§ **To be done**: Reproduce every line in the listing that contains the word "type".

§ **Material for this exercise**:
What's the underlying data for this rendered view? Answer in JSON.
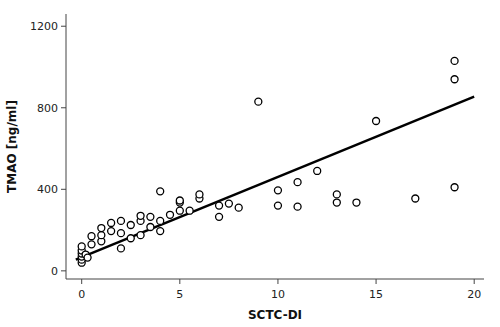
{
  "chart_data": {
    "type": "scatter",
    "xlabel": "SCTC-DI",
    "ylabel": "TMAO [ng/ml]",
    "xlim": [
      -0.8,
      20.5
    ],
    "ylim": [
      -40,
      1260
    ],
    "xticks": [
      0,
      5,
      10,
      15,
      20
    ],
    "yticks": [
      0,
      400,
      800,
      1200
    ],
    "grid": false,
    "series": [
      {
        "type": "scatter",
        "color": "black",
        "marker": "circle",
        "x": [
          0,
          0,
          0,
          0,
          0,
          0,
          0.2,
          0.3,
          0.5,
          0.5,
          1,
          1,
          1,
          1.5,
          1.5,
          2,
          2,
          2,
          2.5,
          2.5,
          3,
          3,
          3,
          3.5,
          3.5,
          4,
          4,
          4,
          4.5,
          5,
          5,
          5,
          5.5,
          6,
          6,
          7,
          7,
          7.5,
          8,
          9,
          10,
          10,
          11,
          11,
          12,
          13,
          13,
          14,
          15,
          17,
          19,
          19,
          19
        ],
        "values": [
          40,
          55,
          70,
          85,
          100,
          120,
          80,
          65,
          130,
          170,
          145,
          175,
          210,
          195,
          235,
          110,
          185,
          245,
          160,
          225,
          175,
          245,
          270,
          215,
          265,
          390,
          195,
          245,
          275,
          295,
          335,
          345,
          295,
          355,
          375,
          320,
          265,
          330,
          310,
          830,
          320,
          395,
          315,
          435,
          490,
          335,
          375,
          335,
          735,
          355,
          410,
          940,
          1030
        ]
      },
      {
        "type": "line",
        "color": "black",
        "x": [
          -0.3,
          20
        ],
        "values": [
          55,
          855
        ]
      }
    ]
  }
}
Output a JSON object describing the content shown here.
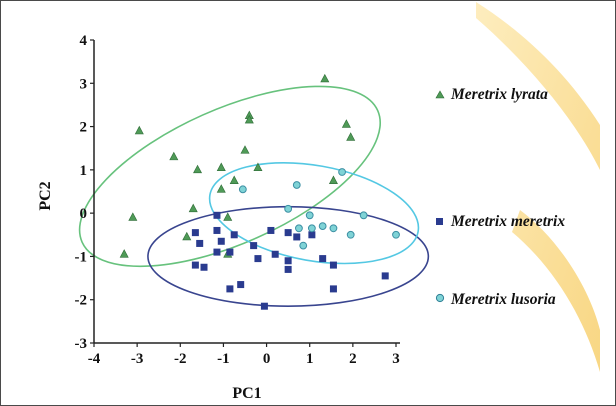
{
  "chart_data": {
    "type": "scatter",
    "xlabel": "PC1",
    "ylabel": "PC2",
    "xlim": [
      -4,
      3
    ],
    "ylim": [
      -3,
      4
    ],
    "xticks": [
      "-4",
      "-3",
      "-2",
      "-1",
      "0",
      "1",
      "2",
      "3"
    ],
    "yticks": [
      "-3",
      "-2",
      "-1",
      "0",
      "1",
      "2",
      "3",
      "4"
    ],
    "grid": false,
    "legend_position": "right",
    "series": [
      {
        "name": "Meretrix lyrata",
        "marker": "triangle",
        "color": "#4f9a57",
        "ellipse_color": "#67c27d",
        "points": [
          [
            1.35,
            3.1
          ],
          [
            -0.4,
            2.25
          ],
          [
            -0.4,
            2.15
          ],
          [
            -2.95,
            1.9
          ],
          [
            1.85,
            2.05
          ],
          [
            1.95,
            1.75
          ],
          [
            -2.15,
            1.3
          ],
          [
            -1.6,
            1.0
          ],
          [
            -0.5,
            1.45
          ],
          [
            -0.2,
            1.05
          ],
          [
            -1.05,
            1.05
          ],
          [
            -0.75,
            0.75
          ],
          [
            -1.05,
            0.55
          ],
          [
            1.55,
            0.75
          ],
          [
            -1.7,
            0.1
          ],
          [
            -0.9,
            -0.1
          ],
          [
            -3.1,
            -0.1
          ],
          [
            -1.85,
            -0.55
          ],
          [
            -3.3,
            -0.95
          ],
          [
            -0.9,
            -0.95
          ]
        ],
        "ellipse": {
          "cx": -0.85,
          "cy": 0.85,
          "rx": 3.75,
          "ry": 1.55,
          "angle": 24
        }
      },
      {
        "name": "Meretrix meretrix",
        "marker": "square",
        "color": "#2a3b8f",
        "ellipse_color": "#39458f",
        "points": [
          [
            -1.15,
            -0.05
          ],
          [
            -1.65,
            -0.45
          ],
          [
            -1.15,
            -0.4
          ],
          [
            -0.75,
            -0.5
          ],
          [
            -1.05,
            -0.65
          ],
          [
            -1.55,
            -0.7
          ],
          [
            0.1,
            -0.4
          ],
          [
            0.5,
            -0.45
          ],
          [
            0.7,
            -0.55
          ],
          [
            1.05,
            -0.5
          ],
          [
            -1.15,
            -0.9
          ],
          [
            -0.85,
            -0.9
          ],
          [
            -0.3,
            -0.75
          ],
          [
            0.2,
            -0.95
          ],
          [
            -0.2,
            -1.05
          ],
          [
            0.5,
            -1.1
          ],
          [
            1.3,
            -1.05
          ],
          [
            1.55,
            -1.2
          ],
          [
            -1.65,
            -1.2
          ],
          [
            -1.45,
            -1.25
          ],
          [
            0.5,
            -1.3
          ],
          [
            -0.6,
            -1.65
          ],
          [
            -0.85,
            -1.75
          ],
          [
            1.55,
            -1.75
          ],
          [
            2.75,
            -1.45
          ],
          [
            -0.05,
            -2.15
          ]
        ],
        "ellipse": {
          "cx": 0.5,
          "cy": -1.0,
          "rx": 3.25,
          "ry": 1.15,
          "angle": 0
        }
      },
      {
        "name": "Meretrix lusoria",
        "marker": "circle",
        "color": "#3c8fa3",
        "ellipse_color": "#54c8e3",
        "points": [
          [
            0.7,
            0.65
          ],
          [
            1.75,
            0.95
          ],
          [
            -0.55,
            0.55
          ],
          [
            0.5,
            0.1
          ],
          [
            2.25,
            -0.05
          ],
          [
            1.0,
            -0.05
          ],
          [
            0.75,
            -0.35
          ],
          [
            1.05,
            -0.35
          ],
          [
            1.3,
            -0.3
          ],
          [
            1.55,
            -0.35
          ],
          [
            1.95,
            -0.5
          ],
          [
            0.85,
            -0.75
          ],
          [
            3.0,
            -0.5
          ]
        ],
        "ellipse": {
          "cx": 1.1,
          "cy": 0.0,
          "rx": 2.45,
          "ry": 1.1,
          "angle": -10
        }
      }
    ]
  }
}
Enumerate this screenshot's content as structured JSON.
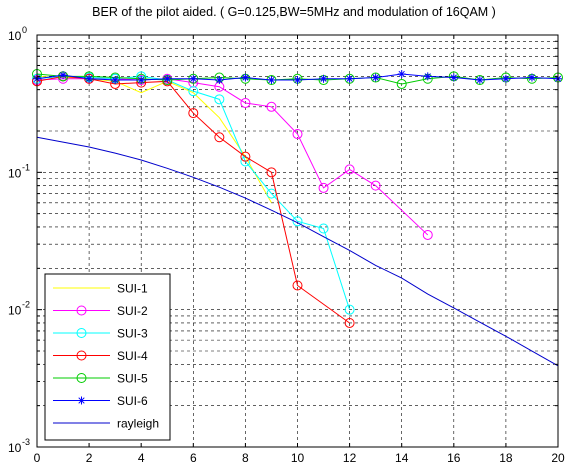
{
  "chart_data": {
    "type": "line",
    "title": "BER of the pilot aided. ( G=0.125,BW=5MHz and modulation of 16QAM )",
    "xlabel": "",
    "ylabel": "",
    "xlim": [
      0,
      20
    ],
    "ylim": [
      0.001,
      1
    ],
    "yscale": "log",
    "grid": true,
    "x_ticks": [
      "0",
      "2",
      "4",
      "6",
      "8",
      "10",
      "12",
      "14",
      "16",
      "18",
      "20"
    ],
    "y_ticks": [
      {
        "base": "10",
        "exp": "0"
      },
      {
        "base": "10",
        "exp": "-1"
      },
      {
        "base": "10",
        "exp": "-2"
      },
      {
        "base": "10",
        "exp": "-3"
      }
    ],
    "legend_position": "bottom-left",
    "series": [
      {
        "name": "SUI-1",
        "color": "#ffff00",
        "marker": "none",
        "points": [
          [
            0,
            0.5
          ],
          [
            1,
            0.49
          ],
          [
            2,
            0.48
          ],
          [
            3,
            0.46
          ],
          [
            4,
            0.38
          ],
          [
            5,
            0.46
          ],
          [
            6,
            0.38
          ],
          [
            7,
            0.25
          ],
          [
            8,
            0.13
          ],
          [
            9,
            0.06
          ]
        ]
      },
      {
        "name": "SUI-2",
        "color": "#ff00ff",
        "marker": "circle",
        "points": [
          [
            0,
            0.47
          ],
          [
            1,
            0.48
          ],
          [
            2,
            0.48
          ],
          [
            3,
            0.48
          ],
          [
            4,
            0.47
          ],
          [
            5,
            0.48
          ],
          [
            6,
            0.45
          ],
          [
            7,
            0.42
          ],
          [
            8,
            0.32
          ],
          [
            9,
            0.3
          ],
          [
            10,
            0.19
          ],
          [
            11,
            0.077
          ],
          [
            12,
            0.105
          ],
          [
            13,
            0.08
          ],
          [
            15,
            0.035
          ]
        ]
      },
      {
        "name": "SUI-3",
        "color": "#00ffff",
        "marker": "circle",
        "points": [
          [
            0,
            0.48
          ],
          [
            1,
            0.5
          ],
          [
            2,
            0.49
          ],
          [
            3,
            0.48
          ],
          [
            4,
            0.5
          ],
          [
            5,
            0.47
          ],
          [
            6,
            0.39
          ],
          [
            7,
            0.34
          ],
          [
            8,
            0.12
          ],
          [
            9,
            0.07
          ],
          [
            10,
            0.044
          ],
          [
            11,
            0.039
          ],
          [
            12,
            0.01
          ]
        ]
      },
      {
        "name": "SUI-4",
        "color": "#ff0000",
        "marker": "circle",
        "points": [
          [
            0,
            0.46
          ],
          [
            1,
            0.5
          ],
          [
            2,
            0.48
          ],
          [
            3,
            0.44
          ],
          [
            4,
            0.45
          ],
          [
            5,
            0.46
          ],
          [
            6,
            0.27
          ],
          [
            7,
            0.18
          ],
          [
            8,
            0.13
          ],
          [
            9,
            0.1
          ],
          [
            10,
            0.015
          ],
          [
            12,
            0.008
          ]
        ]
      },
      {
        "name": "SUI-5",
        "color": "#00cc00",
        "marker": "circle",
        "points": [
          [
            0,
            0.52
          ],
          [
            1,
            0.5
          ],
          [
            2,
            0.5
          ],
          [
            3,
            0.49
          ],
          [
            4,
            0.48
          ],
          [
            5,
            0.47
          ],
          [
            6,
            0.48
          ],
          [
            7,
            0.49
          ],
          [
            8,
            0.48
          ],
          [
            9,
            0.47
          ],
          [
            10,
            0.48
          ],
          [
            11,
            0.47
          ],
          [
            12,
            0.48
          ],
          [
            13,
            0.49
          ],
          [
            14,
            0.44
          ],
          [
            15,
            0.48
          ],
          [
            16,
            0.5
          ],
          [
            17,
            0.47
          ],
          [
            18,
            0.49
          ],
          [
            19,
            0.48
          ],
          [
            20,
            0.49
          ]
        ]
      },
      {
        "name": "SUI-6",
        "color": "#0000ff",
        "marker": "star",
        "points": [
          [
            0,
            0.48
          ],
          [
            1,
            0.51
          ],
          [
            2,
            0.48
          ],
          [
            3,
            0.47
          ],
          [
            4,
            0.47
          ],
          [
            5,
            0.48
          ],
          [
            6,
            0.48
          ],
          [
            7,
            0.47
          ],
          [
            8,
            0.49
          ],
          [
            9,
            0.47
          ],
          [
            10,
            0.47
          ],
          [
            11,
            0.48
          ],
          [
            12,
            0.48
          ],
          [
            13,
            0.49
          ],
          [
            14,
            0.52
          ],
          [
            15,
            0.5
          ],
          [
            16,
            0.49
          ],
          [
            17,
            0.47
          ],
          [
            18,
            0.48
          ],
          [
            19,
            0.49
          ],
          [
            20,
            0.48
          ]
        ]
      },
      {
        "name": "rayleigh",
        "color": "#0000cc",
        "marker": "none",
        "points": [
          [
            0,
            0.18
          ],
          [
            1,
            0.166
          ],
          [
            2,
            0.153
          ],
          [
            3,
            0.138
          ],
          [
            4,
            0.123
          ],
          [
            5,
            0.107
          ],
          [
            6,
            0.092
          ],
          [
            7,
            0.078
          ],
          [
            8,
            0.065
          ],
          [
            9,
            0.053
          ],
          [
            10,
            0.043
          ],
          [
            11,
            0.034
          ],
          [
            12,
            0.027
          ],
          [
            13,
            0.021
          ],
          [
            14,
            0.017
          ],
          [
            15,
            0.013
          ],
          [
            16,
            0.0103
          ],
          [
            17,
            0.0081
          ],
          [
            18,
            0.0064
          ],
          [
            19,
            0.005
          ],
          [
            20,
            0.0039
          ]
        ]
      }
    ]
  }
}
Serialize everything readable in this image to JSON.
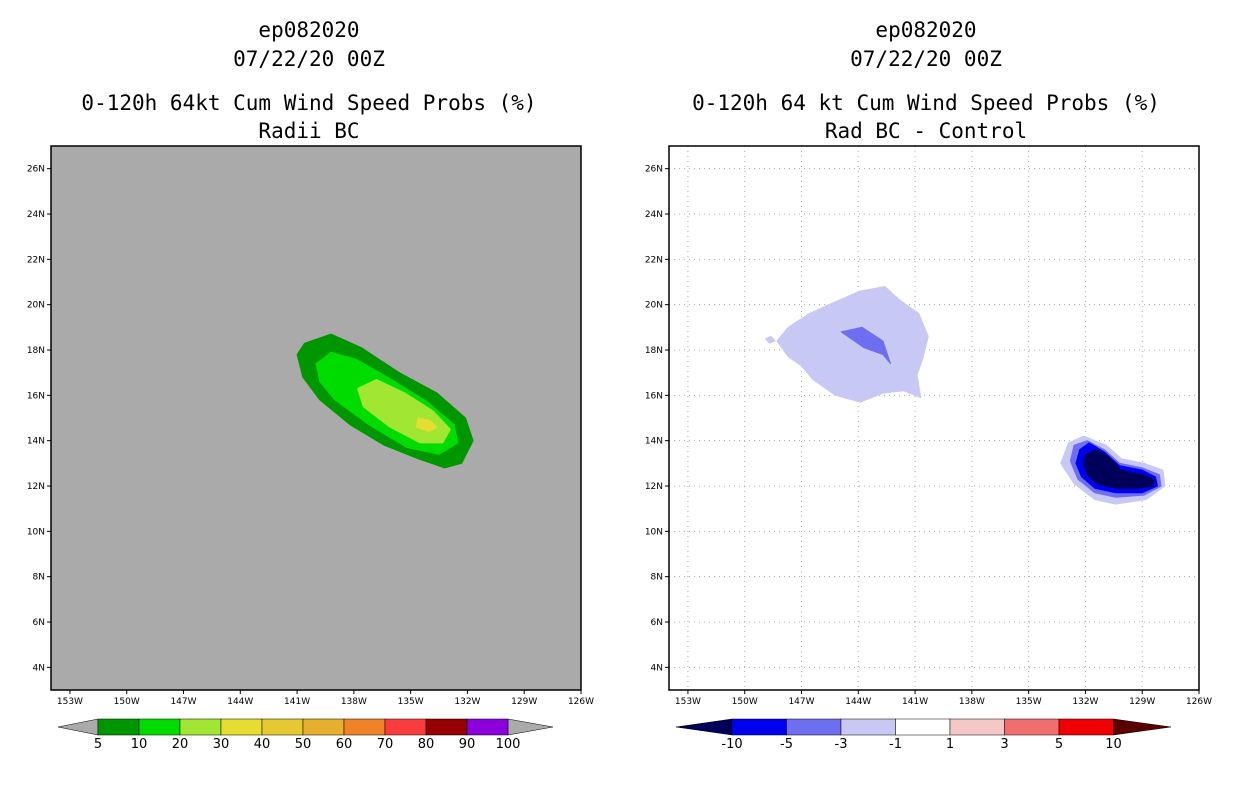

§ **Worked solution**:
    "type": "scatter",
        "type": "scatter",
        "type": "line",
    "type": "scatter",
    "type": "line",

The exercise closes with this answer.